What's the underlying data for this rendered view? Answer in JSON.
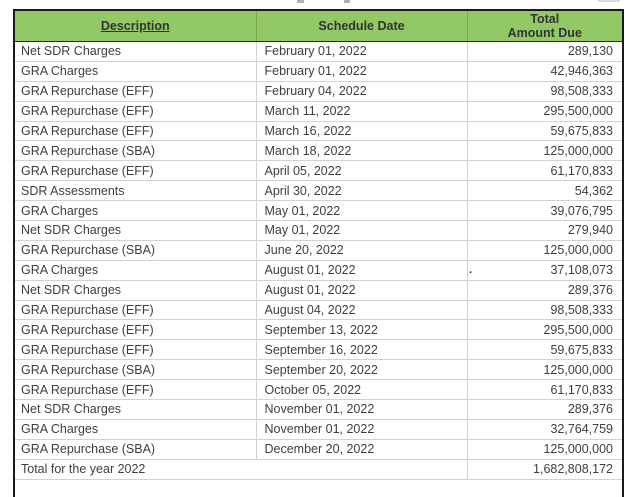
{
  "colors": {
    "header_bg": "#92c966",
    "outer_border": "#1a1a1a",
    "grid_line": "#d2d2d2",
    "text": "#3e3e3e"
  },
  "table": {
    "headers": {
      "description": "Description",
      "schedule_date": "Schedule Date",
      "amount_line1": "Total",
      "amount_line2": "Amount Due"
    },
    "rows": [
      {
        "description": "Net SDR Charges",
        "date": "February 01, 2022",
        "amount": "289,130"
      },
      {
        "description": "GRA Charges",
        "date": "February 01, 2022",
        "amount": "42,946,363"
      },
      {
        "description": "GRA Repurchase (EFF)",
        "date": "February 04, 2022",
        "amount": "98,508,333"
      },
      {
        "description": "GRA Repurchase (EFF)",
        "date": "March 11, 2022",
        "amount": "295,500,000"
      },
      {
        "description": "GRA Repurchase (EFF)",
        "date": "March 16, 2022",
        "amount": "59,675,833"
      },
      {
        "description": "GRA Repurchase (SBA)",
        "date": "March 18, 2022",
        "amount": "125,000,000"
      },
      {
        "description": "GRA Repurchase (EFF)",
        "date": "April 05, 2022",
        "amount": "61,170,833"
      },
      {
        "description": "SDR Assessments",
        "date": "April 30, 2022",
        "amount": "54,362"
      },
      {
        "description": "GRA Charges",
        "date": "May 01, 2022",
        "amount": "39,076,795"
      },
      {
        "description": "Net SDR Charges",
        "date": "May 01, 2022",
        "amount": "279,940"
      },
      {
        "description": "GRA Repurchase (SBA)",
        "date": "June 20, 2022",
        "amount": "125,000,000"
      },
      {
        "description": "GRA Charges",
        "date": "August 01, 2022",
        "amount": "37,108,073"
      },
      {
        "description": "Net SDR Charges",
        "date": "August 01, 2022",
        "amount": "289,376"
      },
      {
        "description": "GRA Repurchase (EFF)",
        "date": "August 04, 2022",
        "amount": "98,508,333"
      },
      {
        "description": "GRA Repurchase (EFF)",
        "date": "September 13, 2022",
        "amount": "295,500,000"
      },
      {
        "description": "GRA Repurchase (EFF)",
        "date": "September 16, 2022",
        "amount": "59,675,833"
      },
      {
        "description": "GRA Repurchase (SBA)",
        "date": "September 20, 2022",
        "amount": "125,000,000"
      },
      {
        "description": "GRA Repurchase (EFF)",
        "date": "October 05, 2022",
        "amount": "61,170,833"
      },
      {
        "description": "Net SDR Charges",
        "date": "November 01, 2022",
        "amount": "289,376"
      },
      {
        "description": "GRA Charges",
        "date": "November 01, 2022",
        "amount": "32,764,759"
      },
      {
        "description": "GRA Repurchase (SBA)",
        "date": "December 20, 2022",
        "amount": "125,000,000"
      }
    ],
    "total_row": {
      "label": "Total for the year 2022",
      "amount": "1,682,808,172"
    }
  },
  "artifacts": {
    "stray_mark": "."
  }
}
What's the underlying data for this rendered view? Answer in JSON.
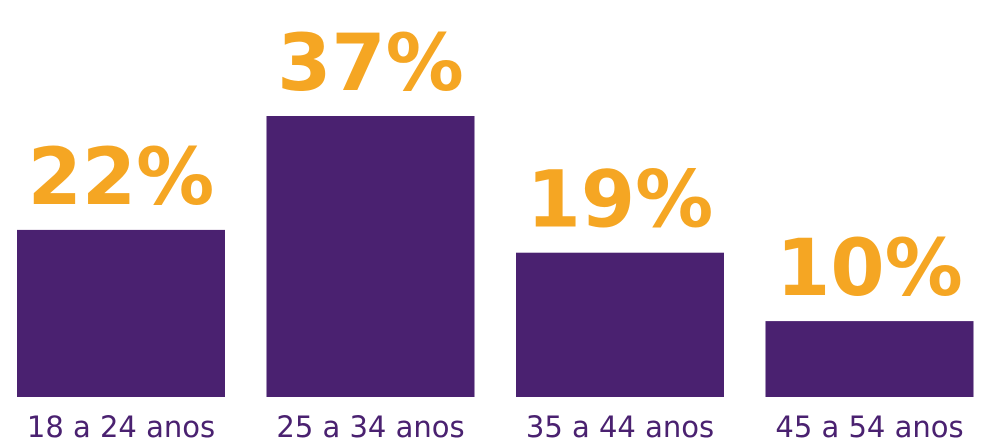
{
  "chart_data": {
    "type": "bar",
    "categories": [
      "18 a 24 anos",
      "25 a 34 anos",
      "35 a 44 anos",
      "45 a 54 anos"
    ],
    "values": [
      22,
      37,
      19,
      10
    ],
    "value_labels": [
      "22%",
      "37%",
      "19%",
      "10%"
    ],
    "title": "",
    "xlabel": "",
    "ylabel": "",
    "ylim": [
      0,
      37
    ],
    "grid": false,
    "legend": "none",
    "colors": {
      "bar": "#4a2170",
      "value_label": "#f5a623",
      "category_label": "#4a2170",
      "background": "#ffffff"
    }
  }
}
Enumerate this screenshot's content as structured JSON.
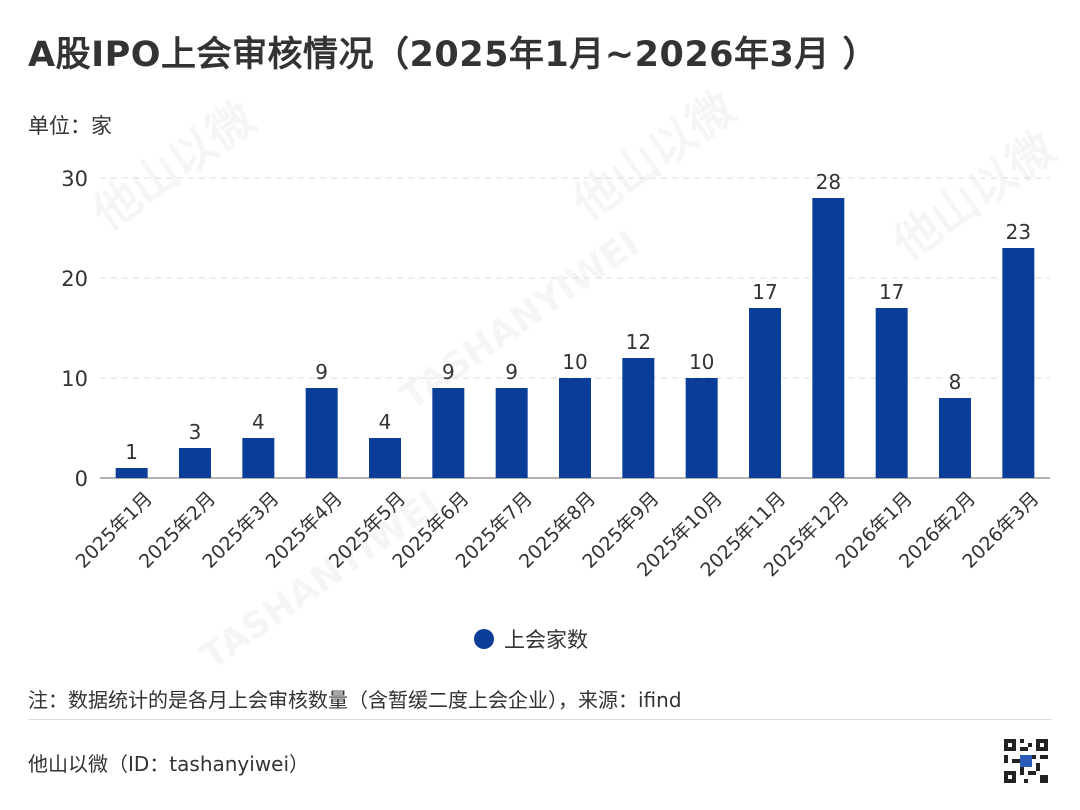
{
  "header": {
    "title": "A股IPO上会审核情况（2025年1月~2026年3月 ）",
    "unit": "单位：家"
  },
  "colors": {
    "bar": "#0A3D97",
    "grid": "#dddddd",
    "axis": "#999999",
    "text": "#333333"
  },
  "chart_data": {
    "type": "bar",
    "categories": [
      "2025年1月",
      "2025年2月",
      "2025年3月",
      "2025年4月",
      "2025年5月",
      "2025年6月",
      "2025年7月",
      "2025年8月",
      "2025年9月",
      "2025年10月",
      "2025年11月",
      "2025年12月",
      "2026年1月",
      "2026年2月",
      "2026年3月"
    ],
    "series": [
      {
        "name": "上会家数",
        "values": [
          1,
          3,
          4,
          9,
          4,
          9,
          9,
          10,
          12,
          10,
          17,
          28,
          17,
          8,
          23
        ]
      }
    ],
    "ylim": [
      0,
      30
    ],
    "yticks": [
      0,
      10,
      20,
      30
    ],
    "grid": true,
    "legend": "bottom"
  },
  "footer": {
    "note": "注：数据统计的是各月上会审核数量（含暂缓二度上会企业），来源：ifind",
    "brand": "他山以微（ID：tashanyiwei）"
  },
  "watermark": {
    "text": "他山以微",
    "latin": "TASHANYIWEI"
  }
}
============
■ **WRITTEN REQUEST**:
Write out each entry exactly as given, omitting any picture.

■ **TASK RESULT**:
What's the underlying data for this rendered view? Answer in JSON.
{
  "colors": {
    "header_bg": "#92c966",
    "outer_border": "#1a1a1a",
    "grid_line": "#d2d2d2",
    "text": "#3e3e3e"
  },
  "table": {
    "headers": {
      "description": "Description",
      "schedule_date": "Schedule Date",
      "amount_line1": "Total",
      "amount_line2": "Amount Due"
    },
    "rows": [
      {
        "description": "Net SDR Charges",
        "date": "February 01, 2022",
        "amount": "289,130"
      },
      {
        "description": "GRA Charges",
        "date": "February 01, 2022",
        "amount": "42,946,363"
      },
      {
        "description": "GRA Repurchase (EFF)",
        "date": "February 04, 2022",
        "amount": "98,508,333"
      },
      {
        "description": "GRA Repurchase (EFF)",
        "date": "March 11, 2022",
        "amount": "295,500,000"
      },
      {
        "description": "GRA Repurchase (EFF)",
        "date": "March 16, 2022",
        "amount": "59,675,833"
      },
      {
        "description": "GRA Repurchase (SBA)",
        "date": "March 18, 2022",
        "amount": "125,000,000"
      },
      {
        "description": "GRA Repurchase (EFF)",
        "date": "April 05, 2022",
        "amount": "61,170,833"
      },
      {
        "description": "SDR Assessments",
        "date": "April 30, 2022",
        "amount": "54,362"
      },
      {
        "description": "GRA Charges",
        "date": "May 01, 2022",
        "amount": "39,076,795"
      },
      {
        "description": "Net SDR Charges",
        "date": "May 01, 2022",
        "amount": "279,940"
      },
      {
        "description": "GRA Repurchase (SBA)",
        "date": "June 20, 2022",
        "amount": "125,000,000"
      },
      {
        "description": "GRA Charges",
        "date": "August 01, 2022",
        "amount": "37,108,073"
      },
      {
        "description": "Net SDR Charges",
        "date": "August 01, 2022",
        "amount": "289,376"
      },
      {
        "description": "GRA Repurchase (EFF)",
        "date": "August 04, 2022",
        "amount": "98,508,333"
      },
      {
        "description": "GRA Repurchase (EFF)",
        "date": "September 13, 2022",
        "amount": "295,500,000"
      },
      {
        "description": "GRA Repurchase (EFF)",
        "date": "September 16, 2022",
        "amount": "59,675,833"
      },
      {
        "description": "GRA Repurchase (SBA)",
        "date": "September 20, 2022",
        "amount": "125,000,000"
      },
      {
        "description": "GRA Repurchase (EFF)",
        "date": "October 05, 2022",
        "amount": "61,170,833"
      },
      {
        "description": "Net SDR Charges",
        "date": "November 01, 2022",
        "amount": "289,376"
      },
      {
        "description": "GRA Charges",
        "date": "November 01, 2022",
        "amount": "32,764,759"
      },
      {
        "description": "GRA Repurchase (SBA)",
        "date": "December 20, 2022",
        "amount": "125,000,000"
      }
    ],
    "total_row": {
      "label": "Total for the year 2022",
      "amount": "1,682,808,172"
    }
  },
  "artifacts": {
    "stray_mark": "."
  }
}
What's the underlying data for this rendered view? Answer in JSON.
{
  "chart_data": {
    "type": "bar",
    "categories": [
      "18 a 24 anos",
      "25 a 34 anos",
      "35 a 44 anos",
      "45 a 54 anos"
    ],
    "values": [
      22,
      37,
      19,
      10
    ],
    "value_labels": [
      "22%",
      "37%",
      "19%",
      "10%"
    ],
    "title": "",
    "xlabel": "",
    "ylabel": "",
    "ylim": [
      0,
      37
    ],
    "grid": false,
    "legend": "none",
    "colors": {
      "bar": "#4a2170",
      "value_label": "#f5a623",
      "category_label": "#4a2170",
      "background": "#ffffff"
    }
  }
}
Enumerate this screenshot's content as structured JSON.
{
  "header": {
    "title": "A股IPO上会审核情况（2025年1月~2026年3月 ）",
    "unit": "单位：家"
  },
  "colors": {
    "bar": "#0A3D97",
    "grid": "#dddddd",
    "axis": "#999999",
    "text": "#333333"
  },
  "chart_data": {
    "type": "bar",
    "categories": [
      "2025年1月",
      "2025年2月",
      "2025年3月",
      "2025年4月",
      "2025年5月",
      "2025年6月",
      "2025年7月",
      "2025年8月",
      "2025年9月",
      "2025年10月",
      "2025年11月",
      "2025年12月",
      "2026年1月",
      "2026年2月",
      "2026年3月"
    ],
    "series": [
      {
        "name": "上会家数",
        "values": [
          1,
          3,
          4,
          9,
          4,
          9,
          9,
          10,
          12,
          10,
          17,
          28,
          17,
          8,
          23
        ]
      }
    ],
    "ylim": [
      0,
      30
    ],
    "yticks": [
      0,
      10,
      20,
      30
    ],
    "grid": true,
    "legend": "bottom"
  },
  "footer": {
    "note": "注：数据统计的是各月上会审核数量（含暂缓二度上会企业），来源：ifind",
    "brand": "他山以微（ID：tashanyiwei）"
  },
  "watermark": {
    "text": "他山以微",
    "latin": "TASHANYIWEI"
  }
}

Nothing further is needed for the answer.